start SELECTION

Above issue may happen as follows:
           cpu1                     cpu2
__________________________|__________________________
do_pwritev
 vfs_writev
  do_iter_write
   ext4_file_write_iter
    ext4_buffered_write_iter
     generic_perform_write
      ext4_da_write_begin
                           vfs_fallocate
                            ext4_fallocate
                             ext4_convert_inline_data
                              ext4_convert_inline_data_nolock
                               ext4_destroy_inline_data_nolock
                                clear EXT4_STATE_MAY_INLINE_DATA
                               ext4_map_blocks
                                ext4_ext_map_blocks
                                 ext4_mb_new_blocks
                                  ext4_mb_regular_allocator
                                   ext4_mb_good_group_nolock
                                    ext4_mb_init_group
                                     ext4_mb_init_cache
                                      ext4_mb_generate_buddy  --> error
       ext4_test_inode_state(inode, EXT4_STATE_MAY_INLINE_DATA)
                                ext4_restore_inline_data
                                 set EXT4_STATE_MAY_INLINE_DATA
       ext4_block_write_begin
      ext4_da_write_end
       ext4_test_inode_state(inode, EXT4_STATE_MAY_INLINE_DATA)
       ext4_write_inline_data_end
        handle=NULL
        ext4_journal_stop(handle)

end SELECTION
start GIVEN DATA

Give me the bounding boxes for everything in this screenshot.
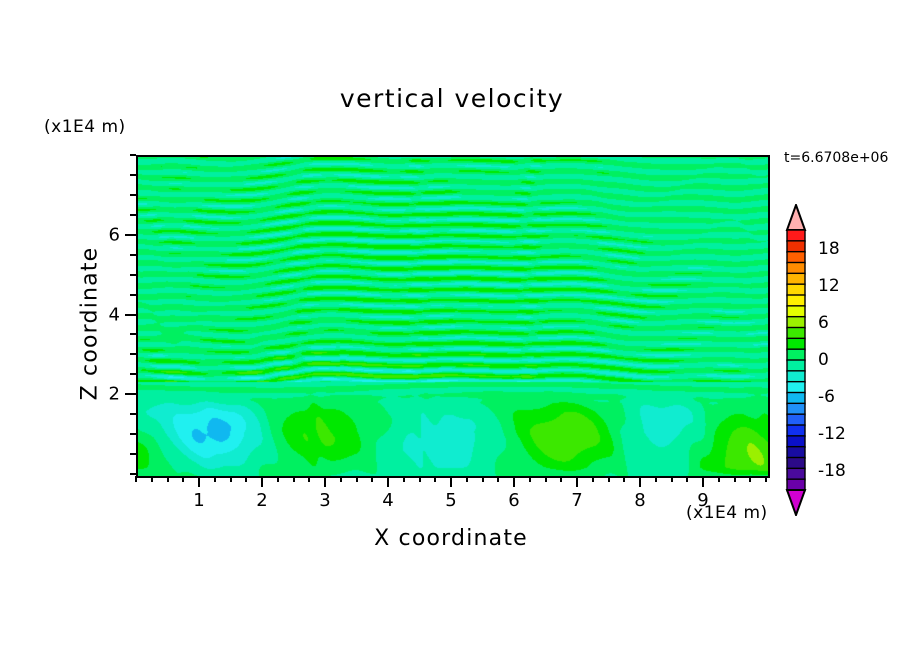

end GIVEN DATA

= DO THIS =
Can you pick up the ext4 inline-data race trace and carry it on from its last line, "ext4_journal_stop(handle)"?

= REPLY TO THE EXERCISE =
         __ext4_journal_stop
          ext4_put_nojournal(handle)
           ref_cnt = (unsigned long)handle
           BUG_ON(ref_cnt == 0)  ---> BUG_ON

The lock held by ext4_convert_inline_data is xattr_sem, but the lock
held by generic_perform_write is i_rwsem. Therefore, the two locks can
be concurrent. To solve above issue, we just add inode_lock in
ext4_convert_inline_data.

Fixes: 0c8d414f163f ("ext4: let fallocate handle inline data correctly")
Cc: stable@vger.kernel.org
Reported-by: Hulk Robot <hulkci@huawei.com>
Signed-off-by: Baokun Li <libaokun1@huawei.com>
---
V1->V2:
	Increase the range of the inode_lock.

 fs/ext4/inline.c | 2 ++
 1 file changed, 2 insertions(+)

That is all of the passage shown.